### Problem description
Every line that contains the word "fone" should be copied.

### Dataset records
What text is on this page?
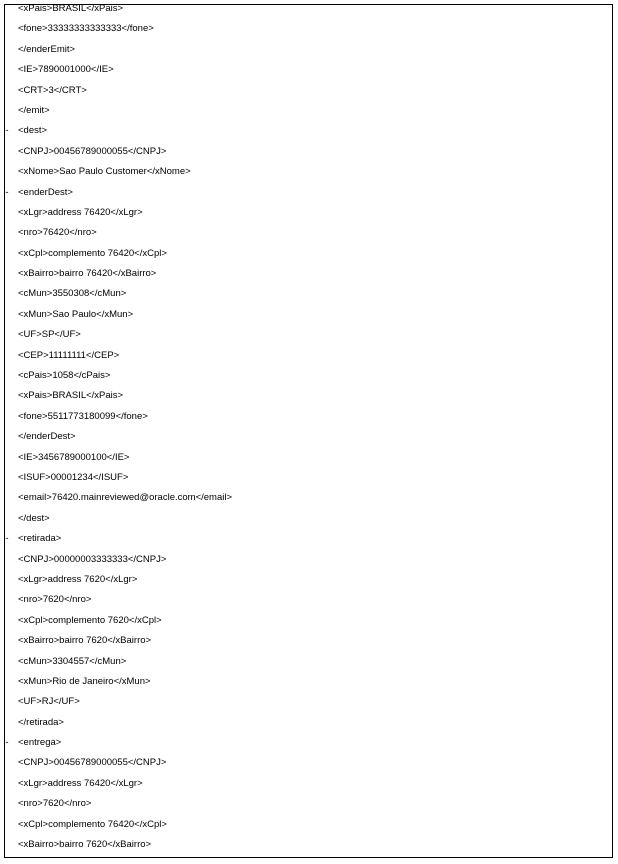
<xPais>BRASIL</xPais>
<fone>33333333333333</fone>
</enderEmit>
<IE>7890001000</IE>
<CRT>3</CRT>
</emit>
- <dest>
<CNPJ>00456789000055</CNPJ>
<xNome>Sao Paulo Customer</xNome>
- <enderDest>
<xLgr>address 76420</xLgr>
<nro>76420</nro>
<xCpl>complemento 76420</xCpl>
<xBairro>bairro 76420</xBairro>
<cMun>3550308</cMun>
<xMun>Sao Paulo</xMun>
<UF>SP</UF>
<CEP>11111111</CEP>
<cPais>1058</cPais>
<xPais>BRASIL</xPais>
<fone>5511773180099</fone>
</enderDest>
<IE>3456789000100</IE>
<ISUF>00001234</ISUF>
<email>76420.mainreviewed@oracle.com</email>
</dest>
- <retirada>
<CNPJ>00000003333333</CNPJ>
<xLgr>address 7620</xLgr>
<nro>7620</nro>
<xCpl>complemento 7620</xCpl>
<xBairro>bairro 7620</xBairro>
<cMun>3304557</cMun>
<xMun>Rio de Janeiro</xMun>
<UF>RJ</UF>
</retirada>
- <entrega>
<CNPJ>00456789000055</CNPJ>
<xLgr>address 76420</xLgr>
<nro>7620</nro>
<xCpl>complemento 76420</xCpl>
<xBairro>bairro 7620</xBairro>
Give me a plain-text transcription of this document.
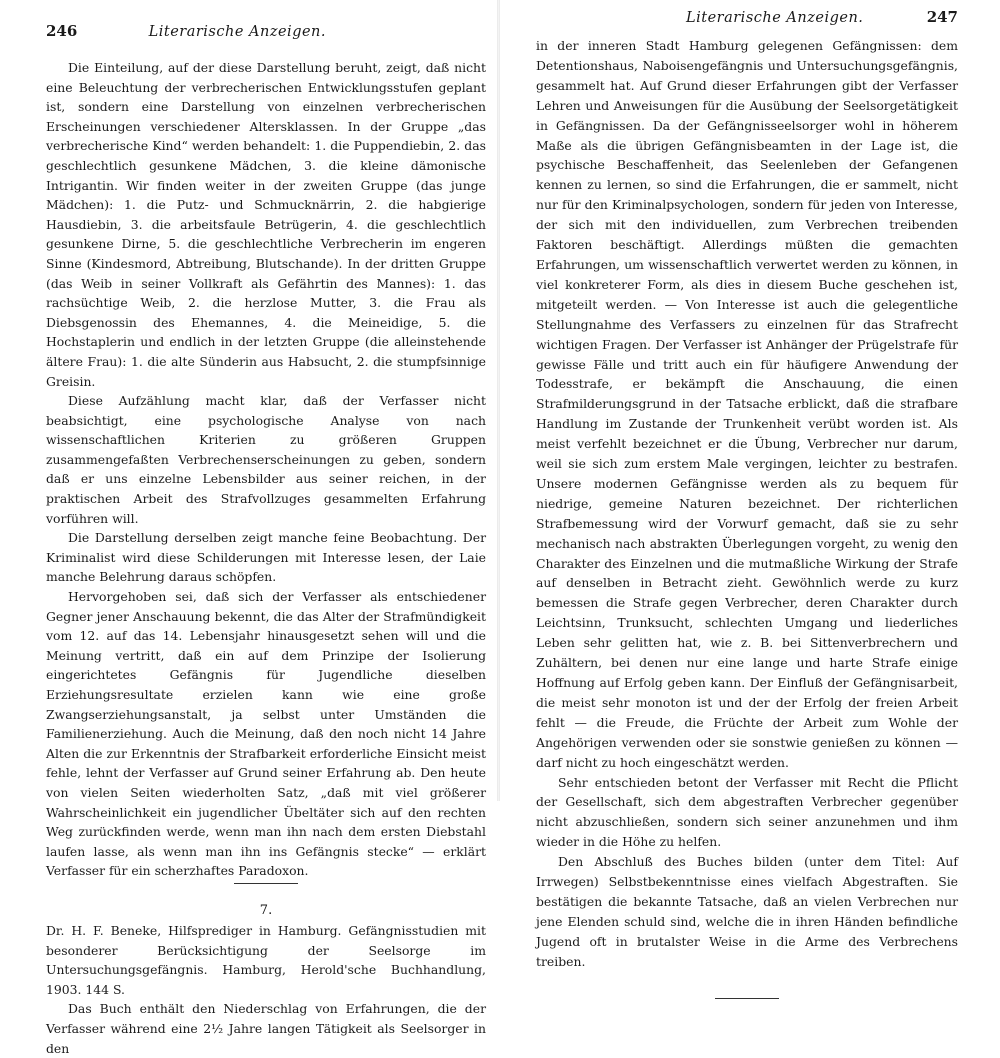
246	Literarische Anzeigen.

Die Einteilung, auf der diese Darstellung beruht, zeigt, daß nicht eine Beleuchtung der verbrecherischen Entwicklungsstufen geplant ist, sondern eine Darstellung von einzelnen verbrecherischen Erscheinungen verschiedener Altersklassen. In der Gruppe „das verbrecherische Kind“ werden behandelt: 1. die Puppendiebin, 2. das geschlechtlich gesunkene Mädchen, 3. die kleine dämonische Intrigantin. Wir finden weiter in der zweiten Gruppe (das junge Mädchen): 1. die Putz- und Schmucknärrin, 2. die habgierige Hausdiebin, 3. die arbeitsfaule Betrügerin, 4. die geschlechtlich gesunkene Dirne, 5. die geschlechtliche Verbrecherin im engeren Sinne (Kindesmord, Abtreibung, Blutschande). In der dritten Gruppe (das Weib in seiner Vollkraft als Gefährtin des Mannes): 1. das rachsüchtige Weib, 2. die herzlose Mutter, 3. die Frau als Diebsgenossin des Ehemannes, 4. die Meineidige, 5. die Hochstaplerin und endlich in der letzten Gruppe (die alleinstehende ältere Frau): 1. die alte Sünderin aus Habsucht, 2. die stumpfsinnige Greisin.

Diese Aufzählung macht klar, daß der Verfasser nicht beabsichtigt, eine psychologische Analyse von nach wissenschaftlichen Kriterien zu größeren Gruppen zusammengefaßten Verbrechenserscheinungen zu geben, sondern daß er uns einzelne Lebensbilder aus seiner reichen, in der praktischen Arbeit des Strafvollzuges gesammelten Erfahrung vorführen will.

Die Darstellung derselben zeigt manche feine Beobachtung. Der Kriminalist wird diese Schilderungen mit Interesse lesen, der Laie manche Belehrung daraus schöpfen.

Hervorgehoben sei, daß sich der Verfasser als entschiedener Gegner jener Anschauung bekennt, die das Alter der Strafmündigkeit vom 12. auf das 14. Lebensjahr hinausgesetzt sehen will und die Meinung vertritt, daß ein auf dem Prinzipe der Isolierung eingerichtetes Gefängnis für Jugendliche dieselben Erziehungsresultate erzielen kann wie eine große Zwangserziehungsanstalt, ja selbst unter Umständen die Familienerziehung. Auch die Meinung, daß den noch nicht 14 Jahre Alten die zur Erkenntnis der Strafbarkeit erforderliche Einsicht meist fehle, lehnt der Verfasser auf Grund seiner Erfahrung ab. Den heute von vielen Seiten wiederholten Satz, „daß mit viel größerer Wahrscheinlichkeit ein jugendlicher Übeltäter sich auf den rechten Weg zurückfinden werde, wenn man ihn nach dem ersten Diebstahl laufen lasse, als wenn man ihn ins Gefängnis stecke“ — erklärt Verfasser für ein scherzhaftes Paradoxon.

7.

Dr. H. F. Beneke, Hilfsprediger in Hamburg. Gefängnisstudien mit besonderer Berücksichtigung der Seelsorge im Untersuchungsgefängnis. Hamburg, Herold'sche Buchhandlung, 1903. 144 S.

Das Buch enthält den Niederschlag von Erfahrungen, die der Verfasser während eine 2½ Jahre langen Tätigkeit als Seelsorger in den

Literarische Anzeigen.	247

in der inneren Stadt Hamburg gelegenen Gefängnissen: dem Detentionshaus, Naboisengefängnis und Untersuchungsgefängnis, gesammelt hat. Auf Grund dieser Erfahrungen gibt der Verfasser Lehren und Anweisungen für die Ausübung der Seelsorgetätigkeit in Gefängnissen. Da der Gefängnisseelsorger wohl in höherem Maße als die übrigen Gefängnisbeamten in der Lage ist, die psychische Beschaffenheit, das Seelenleben der Gefangenen kennen zu lernen, so sind die Erfahrungen, die er sammelt, nicht nur für den Kriminalpsychologen, sondern für jeden von Interesse, der sich mit den individuellen, zum Verbrechen treibenden Faktoren beschäftigt. Allerdings müßten die gemachten Erfahrungen, um wissenschaftlich verwertet werden zu können, in viel konkreterer Form, als dies in diesem Buche geschehen ist, mitgeteilt werden. — Von Interesse ist auch die gelegentliche Stellungnahme des Verfassers zu einzelnen für das Strafrecht wichtigen Fragen. Der Verfasser ist Anhänger der Prügelstrafe für gewisse Fälle und tritt auch ein für häufigere Anwendung der Todesstrafe, er bekämpft die Anschauung, die einen Strafmilderungsgrund in der Tatsache erblickt, daß die strafbare Handlung im Zustande der Trunkenheit verübt worden ist. Als meist verfehlt bezeichnet er die Übung, Verbrecher nur darum, weil sie sich zum erstem Male vergingen, leichter zu bestrafen. Unsere modernen Gefängnisse werden als zu bequem für niedrige, gemeine Naturen bezeichnet. Der richterlichen Strafbemessung wird der Vorwurf gemacht, daß sie zu sehr mechanisch nach abstrakten Überlegungen vorgeht, zu wenig den Charakter des Einzelnen und die mutmaßliche Wirkung der Strafe auf denselben in Betracht zieht. Gewöhnlich werde zu kurz bemessen die Strafe gegen Verbrecher, deren Charakter durch Leichtsinn, Trunksucht, schlechten Umgang und liederliches Leben sehr gelitten hat, wie z. B. bei Sittenverbrechern und Zuhältern, bei denen nur eine lange und harte Strafe einige Hoffnung auf Erfolg geben kann. Der Einfluß der Gefängnisarbeit, die meist sehr monoton ist und der der Erfolg der freien Arbeit fehlt — die Freude, die Früchte der Arbeit zum Wohle der Angehörigen verwenden oder sie sonstwie genießen zu können — darf nicht zu hoch eingeschätzt werden.

Sehr entschieden betont der Verfasser mit Recht die Pflicht der Gesellschaft, sich dem abgestraften Verbrecher gegenüber nicht abzuschließen, sondern sich seiner anzunehmen und ihm wieder in die Höhe zu helfen.

Den Abschluß des Buches bilden (unter dem Titel: Auf Irrwegen) Selbstbekenntnisse eines vielfach Abgestraften. Sie bestätigen die bekannte Tatsache, daß an vielen Verbrechen nur jene Elenden schuld sind, welche die in ihren Händen befindliche Jugend oft in brutalster Weise in die Arme des Verbrechens treiben.
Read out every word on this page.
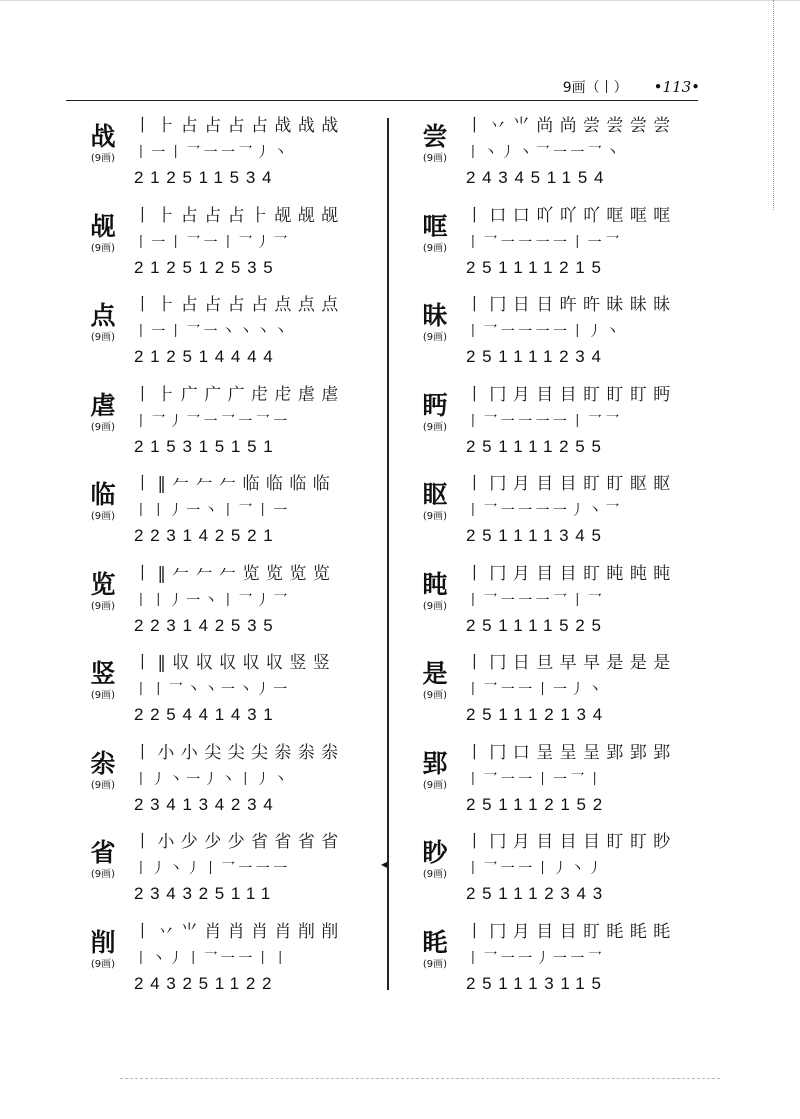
9画（丨） •113•
◂
战
(9画)
丨 ⺊ 占 占 占 占 战 战 战
丨一丨乛一一乛丿丶
212511534
觇
(9画)
丨 ⺊ 占 占 占 ⺊ 觇 觇 觇
丨一丨乛一丨乛丿乛
212512535
点
(9画)
丨 ⺊ 占 占 占 占 点 点 点
丨一丨乛一丶丶丶丶
212514444
虐
(9画)
丨 ⺊ 广 广 广 虍 虍 虐 虐
丨乛丿乛一乛一乛一
215315151
临
(9画)
丨 ‖ 𠂉 𠂉 𠂉 临 临 临 临
丨丨丿一丶丨乛丨一
223142521
览
(9画)
丨 ‖ 𠂉 𠂉 𠂉 览 览 览 览
丨丨丿一丶丨乛丿乛
223142535
竖
(9画)
丨 ‖ 収 収 収 収 収 竖 竖
丨丨乛丶丶一丶丿一
225441431
尜
(9画)
丨 小 小 尖 尖 尖 尜 尜 尜
丨丿丶一丿丶丨丿丶
234134234
省
(9画)
丨 小 少 少 少 省 省 省 省
丨丿丶丿丨乛一一一
234325111
削
(9画)
丨 丷 ⺌ 肖 肖 肖 肖 削 削
丨丶丿丨乛一一丨丨
243251122
尝
(9画)
丨 丷 ⺌ 尚 尚 尝 尝 尝 尝
丨丶丿丶乛一一乛丶
243451154
哐
(9画)
丨 口 口 吖 吖 吖 哐 哐 哐
丨乛一一一一丨一乛
251111215
昧
(9画)
丨 冂 日 日 旿 旿 昧 昧 昧
丨乛一一一一丨丿丶
251111234
眄
(9画)
丨 冂 月 目 目 盯 盯 盯 眄
丨乛一一一一丨乛乛
251111255
眍
(9画)
丨 冂 月 目 目 盯 盯 眍 眍
丨乛一一一一丿丶乛
251111345
盹
(9画)
丨 冂 月 目 目 盯 盹 盹 盹
丨乛一一一乛丨乛
251111525
是
(9画)
丨 冂 日 旦 早 早 是 是 是
丨乛一一丨一丿丶
251112134
郢
(9画)
丨 冂 口 呈 呈 呈 郢 郢 郢
丨乛一一丨一乛丨
251112152
眇
(9画)
丨 冂 月 目 目 目 盯 盯 眇
丨乛一一丨丿丶丿
251112343
眊
(9画)
丨 冂 月 目 目 盯 眊 眊 眊
丨乛一一丿一一乛
251113115
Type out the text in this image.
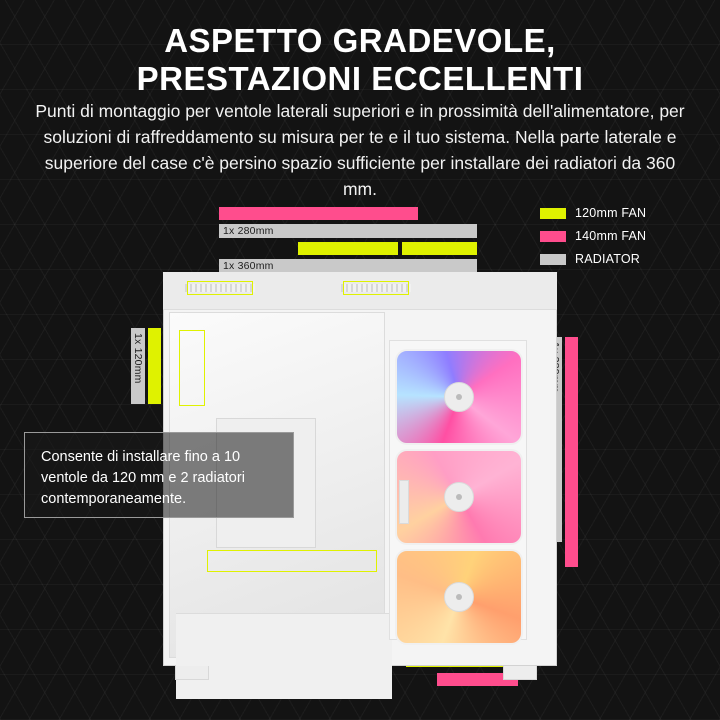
ASPETTO GRADEVOLE,
PRESTAZIONI ECCELLENTI
Punti di montaggio per ventole laterali superiori e in prossimità dell'alimentatore, per soluzioni di raffreddamento su misura per te e il tuo sistema. Nella parte laterale e superiore del case c'è persino spazio sufficiente per installare dei radiatori da 360 mm.
120mm FAN
140mm FAN
RADIATOR
1x 280mm
1x 360mm
1x 120mm
Consente di installare fino a 10 ventole da 120 mm e 2 radiatori contemporaneamente.
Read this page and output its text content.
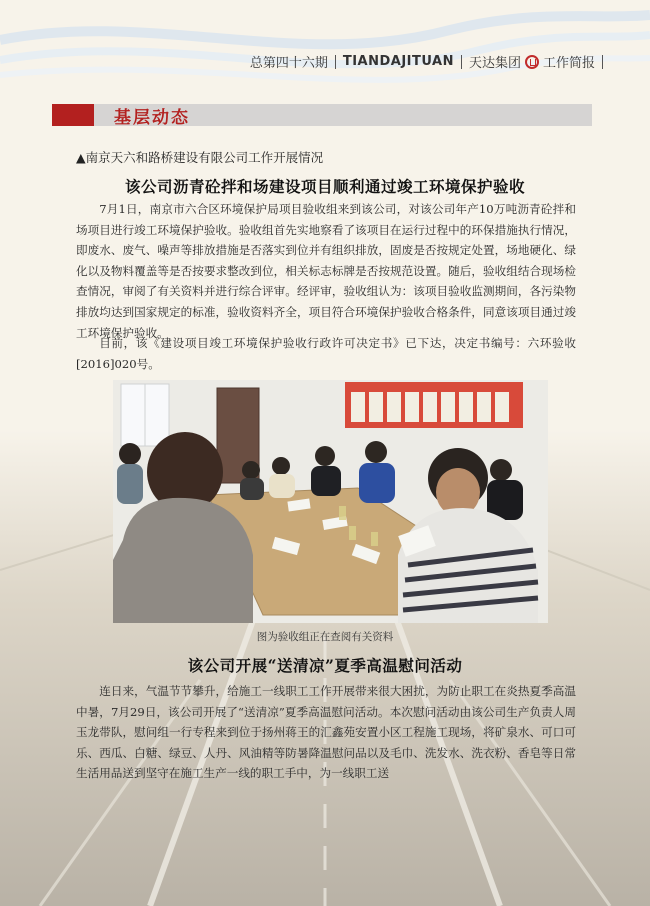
总第四十六期 TIANDAJITUAN 天达集团 工作简报
基层动态
▲南京天六和路桥建设有限公司工作开展情况
该公司沥青砼拌和场建设项目顺利通过竣工环境保护验收

7月1日，南京市六合区环境保护局项目验收组来到该公司，对该公司年产10万吨沥青砼拌和场项目进行竣工环境保护验收。验收组首先实地察看了该项目在运行过程中的环保措施执行情况，即废水、废气、噪声等排放措施是否落实到位并有组织排放，固废是否按规定处置，场地硬化、绿化以及物料覆盖等是否按要求整改到位，相关标志标牌是否按规范设置。随后，验收组结合现场检查情况，审阅了有关资料并进行综合评审。经评审，验收组认为：该项目验收监测期间，各污染物排放均达到国家规定的标准，验收资料齐全，项目符合环境保护验收合格条件，同意该项目通过竣工环境保护验收。

目前，该《建设项目竣工环境保护验收行政许可决定书》已下达，决定书编号：六环验收[2016]020号。

图为验收组正在查阅有关资料
该公司开展“送清凉”夏季高温慰问活动

连日来，气温节节攀升，给施工一线职工工作开展带来很大困扰，为防止职工在炎热夏季高温中暑，7月29日，该公司开展了“送清凉”夏季高温慰问活动。本次慰问活动由该公司生产负责人周玉龙带队，慰问组一行专程来到位于扬州蒋王的汇鑫苑安置小区工程施工现场，将矿泉水、可口可乐、西瓜、白糖、绿豆、人丹、风油精等防暑降温慰问品以及毛巾、洗发水、洗衣粉、香皂等日常生活用品送到坚守在施工生产一线的职工手中，为一线职工送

### Written answer
<fone>33333333333333</fone>
<fone>5511773180099</fone>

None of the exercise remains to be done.